--- BEGIN STORED DATA ---

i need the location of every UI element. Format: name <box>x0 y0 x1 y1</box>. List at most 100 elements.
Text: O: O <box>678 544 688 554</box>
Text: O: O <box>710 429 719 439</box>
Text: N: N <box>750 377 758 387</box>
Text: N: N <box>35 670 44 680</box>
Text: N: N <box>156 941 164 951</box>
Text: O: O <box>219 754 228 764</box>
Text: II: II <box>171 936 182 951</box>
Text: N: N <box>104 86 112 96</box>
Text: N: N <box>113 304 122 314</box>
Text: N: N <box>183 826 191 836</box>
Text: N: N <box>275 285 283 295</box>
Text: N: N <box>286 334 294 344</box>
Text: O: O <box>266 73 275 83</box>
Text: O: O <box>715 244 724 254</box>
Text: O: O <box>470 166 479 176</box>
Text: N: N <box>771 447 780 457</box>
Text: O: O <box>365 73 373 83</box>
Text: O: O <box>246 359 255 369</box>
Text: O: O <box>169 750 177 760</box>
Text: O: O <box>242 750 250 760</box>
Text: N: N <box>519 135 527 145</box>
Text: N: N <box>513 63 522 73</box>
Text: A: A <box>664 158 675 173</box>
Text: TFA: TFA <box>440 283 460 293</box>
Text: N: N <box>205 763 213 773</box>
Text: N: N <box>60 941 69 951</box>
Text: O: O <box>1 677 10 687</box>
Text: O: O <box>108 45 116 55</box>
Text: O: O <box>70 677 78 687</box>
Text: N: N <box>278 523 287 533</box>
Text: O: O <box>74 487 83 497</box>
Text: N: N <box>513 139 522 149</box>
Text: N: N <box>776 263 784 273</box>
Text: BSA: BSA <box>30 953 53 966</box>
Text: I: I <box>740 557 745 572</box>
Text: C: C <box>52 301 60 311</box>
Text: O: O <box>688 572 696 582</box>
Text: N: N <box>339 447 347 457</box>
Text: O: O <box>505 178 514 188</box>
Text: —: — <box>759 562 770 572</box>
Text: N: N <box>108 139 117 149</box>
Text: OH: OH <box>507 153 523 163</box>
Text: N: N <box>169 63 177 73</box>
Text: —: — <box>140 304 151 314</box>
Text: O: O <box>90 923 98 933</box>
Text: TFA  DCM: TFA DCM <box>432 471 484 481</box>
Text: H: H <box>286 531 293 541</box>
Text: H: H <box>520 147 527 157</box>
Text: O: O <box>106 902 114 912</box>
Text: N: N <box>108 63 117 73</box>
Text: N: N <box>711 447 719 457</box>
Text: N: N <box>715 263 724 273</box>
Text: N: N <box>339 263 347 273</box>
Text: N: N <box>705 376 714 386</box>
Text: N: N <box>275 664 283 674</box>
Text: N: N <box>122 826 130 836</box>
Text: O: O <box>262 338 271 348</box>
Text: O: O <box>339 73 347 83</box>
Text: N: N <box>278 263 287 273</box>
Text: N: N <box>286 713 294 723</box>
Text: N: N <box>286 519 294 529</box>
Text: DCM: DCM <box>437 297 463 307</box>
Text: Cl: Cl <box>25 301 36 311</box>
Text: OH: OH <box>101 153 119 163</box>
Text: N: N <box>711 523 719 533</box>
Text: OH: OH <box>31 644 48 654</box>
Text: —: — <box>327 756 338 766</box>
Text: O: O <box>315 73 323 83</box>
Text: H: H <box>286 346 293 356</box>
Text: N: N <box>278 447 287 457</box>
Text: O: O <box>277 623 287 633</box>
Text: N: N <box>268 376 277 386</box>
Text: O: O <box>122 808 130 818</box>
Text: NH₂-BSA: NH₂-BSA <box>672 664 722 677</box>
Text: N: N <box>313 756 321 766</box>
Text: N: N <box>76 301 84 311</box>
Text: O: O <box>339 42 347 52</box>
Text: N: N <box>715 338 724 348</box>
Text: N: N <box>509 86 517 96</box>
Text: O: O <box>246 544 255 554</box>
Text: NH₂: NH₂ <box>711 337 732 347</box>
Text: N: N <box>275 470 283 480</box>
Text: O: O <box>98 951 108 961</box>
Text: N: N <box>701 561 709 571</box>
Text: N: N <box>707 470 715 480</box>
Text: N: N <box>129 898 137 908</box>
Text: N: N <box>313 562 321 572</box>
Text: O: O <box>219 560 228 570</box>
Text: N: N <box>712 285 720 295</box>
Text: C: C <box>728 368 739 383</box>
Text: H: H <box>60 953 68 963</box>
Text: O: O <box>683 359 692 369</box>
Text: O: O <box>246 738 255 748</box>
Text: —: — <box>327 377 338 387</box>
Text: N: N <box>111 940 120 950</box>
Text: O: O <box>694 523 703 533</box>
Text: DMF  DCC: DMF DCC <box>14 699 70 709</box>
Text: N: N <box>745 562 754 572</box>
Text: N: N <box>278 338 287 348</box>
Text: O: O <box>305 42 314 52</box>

--- END STORED DATA ---

Write out every one of the records above, line for line, with no changes.

i need the location of every UI element. Format: name <box>x0 y0 x1 y1</box>. List at most 100 elements.
Text: O: O <box>678 544 688 554</box>
Text: O: O <box>710 429 719 439</box>
Text: N: N <box>750 377 758 387</box>
Text: N: N <box>35 670 44 680</box>
Text: N: N <box>156 941 164 951</box>
Text: O: O <box>219 754 228 764</box>
Text: II: II <box>171 936 182 951</box>
Text: N: N <box>104 86 112 96</box>
Text: N: N <box>113 304 122 314</box>
Text: N: N <box>183 826 191 836</box>
Text: N: N <box>275 285 283 295</box>
Text: N: N <box>286 334 294 344</box>
Text: O: O <box>266 73 275 83</box>
Text: O: O <box>715 244 724 254</box>
Text: O: O <box>470 166 479 176</box>
Text: N: N <box>771 447 780 457</box>
Text: O: O <box>365 73 373 83</box>
Text: O: O <box>246 359 255 369</box>
Text: O: O <box>169 750 177 760</box>
Text: O: O <box>242 750 250 760</box>
Text: N: N <box>519 135 527 145</box>
Text: N: N <box>513 63 522 73</box>
Text: A: A <box>664 158 675 173</box>
Text: TFA: TFA <box>440 283 460 293</box>
Text: N: N <box>205 763 213 773</box>
Text: N: N <box>60 941 69 951</box>
Text: O: O <box>1 677 10 687</box>
Text: O: O <box>108 45 116 55</box>
Text: O: O <box>70 677 78 687</box>
Text: N: N <box>278 523 287 533</box>
Text: O: O <box>74 487 83 497</box>
Text: N: N <box>513 139 522 149</box>
Text: N: N <box>776 263 784 273</box>
Text: BSA: BSA <box>30 953 53 966</box>
Text: I: I <box>740 557 745 572</box>
Text: C: C <box>52 301 60 311</box>
Text: O: O <box>688 572 696 582</box>
Text: N: N <box>339 447 347 457</box>
Text: O: O <box>505 178 514 188</box>
Text: —: — <box>759 562 770 572</box>
Text: N: N <box>108 139 117 149</box>
Text: OH: OH <box>507 153 523 163</box>
Text: N: N <box>169 63 177 73</box>
Text: —: — <box>140 304 151 314</box>
Text: O: O <box>90 923 98 933</box>
Text: TFA  DCM: TFA DCM <box>432 471 484 481</box>
Text: H: H <box>286 531 293 541</box>
Text: H: H <box>520 147 527 157</box>
Text: O: O <box>106 902 114 912</box>
Text: N: N <box>108 63 117 73</box>
Text: N: N <box>711 447 719 457</box>
Text: N: N <box>715 263 724 273</box>
Text: N: N <box>339 263 347 273</box>
Text: N: N <box>705 376 714 386</box>
Text: N: N <box>275 664 283 674</box>
Text: N: N <box>122 826 130 836</box>
Text: O: O <box>262 338 271 348</box>
Text: O: O <box>339 73 347 83</box>
Text: N: N <box>278 263 287 273</box>
Text: N: N <box>286 713 294 723</box>
Text: N: N <box>286 519 294 529</box>
Text: DCM: DCM <box>437 297 463 307</box>
Text: Cl: Cl <box>25 301 36 311</box>
Text: OH: OH <box>101 153 119 163</box>
Text: N: N <box>711 523 719 533</box>
Text: OH: OH <box>31 644 48 654</box>
Text: —: — <box>327 756 338 766</box>
Text: O: O <box>315 73 323 83</box>
Text: H: H <box>286 346 293 356</box>
Text: N: N <box>278 447 287 457</box>
Text: O: O <box>277 623 287 633</box>
Text: N: N <box>268 376 277 386</box>
Text: O: O <box>122 808 130 818</box>
Text: NH₂-BSA: NH₂-BSA <box>672 664 722 677</box>
Text: N: N <box>313 756 321 766</box>
Text: N: N <box>76 301 84 311</box>
Text: O: O <box>339 42 347 52</box>
Text: N: N <box>715 338 724 348</box>
Text: N: N <box>509 86 517 96</box>
Text: O: O <box>246 544 255 554</box>
Text: NH₂: NH₂ <box>711 337 732 347</box>
Text: N: N <box>275 470 283 480</box>
Text: O: O <box>98 951 108 961</box>
Text: N: N <box>701 561 709 571</box>
Text: N: N <box>707 470 715 480</box>
Text: N: N <box>129 898 137 908</box>
Text: N: N <box>313 562 321 572</box>
Text: O: O <box>219 560 228 570</box>
Text: N: N <box>712 285 720 295</box>
Text: C: C <box>728 368 739 383</box>
Text: H: H <box>60 953 68 963</box>
Text: O: O <box>683 359 692 369</box>
Text: O: O <box>246 738 255 748</box>
Text: —: — <box>327 377 338 387</box>
Text: N: N <box>111 940 120 950</box>
Text: O: O <box>694 523 703 533</box>
Text: DMF  DCC: DMF DCC <box>14 699 70 709</box>
Text: N: N <box>745 562 754 572</box>
Text: N: N <box>278 338 287 348</box>
Text: O: O <box>305 42 314 52</box>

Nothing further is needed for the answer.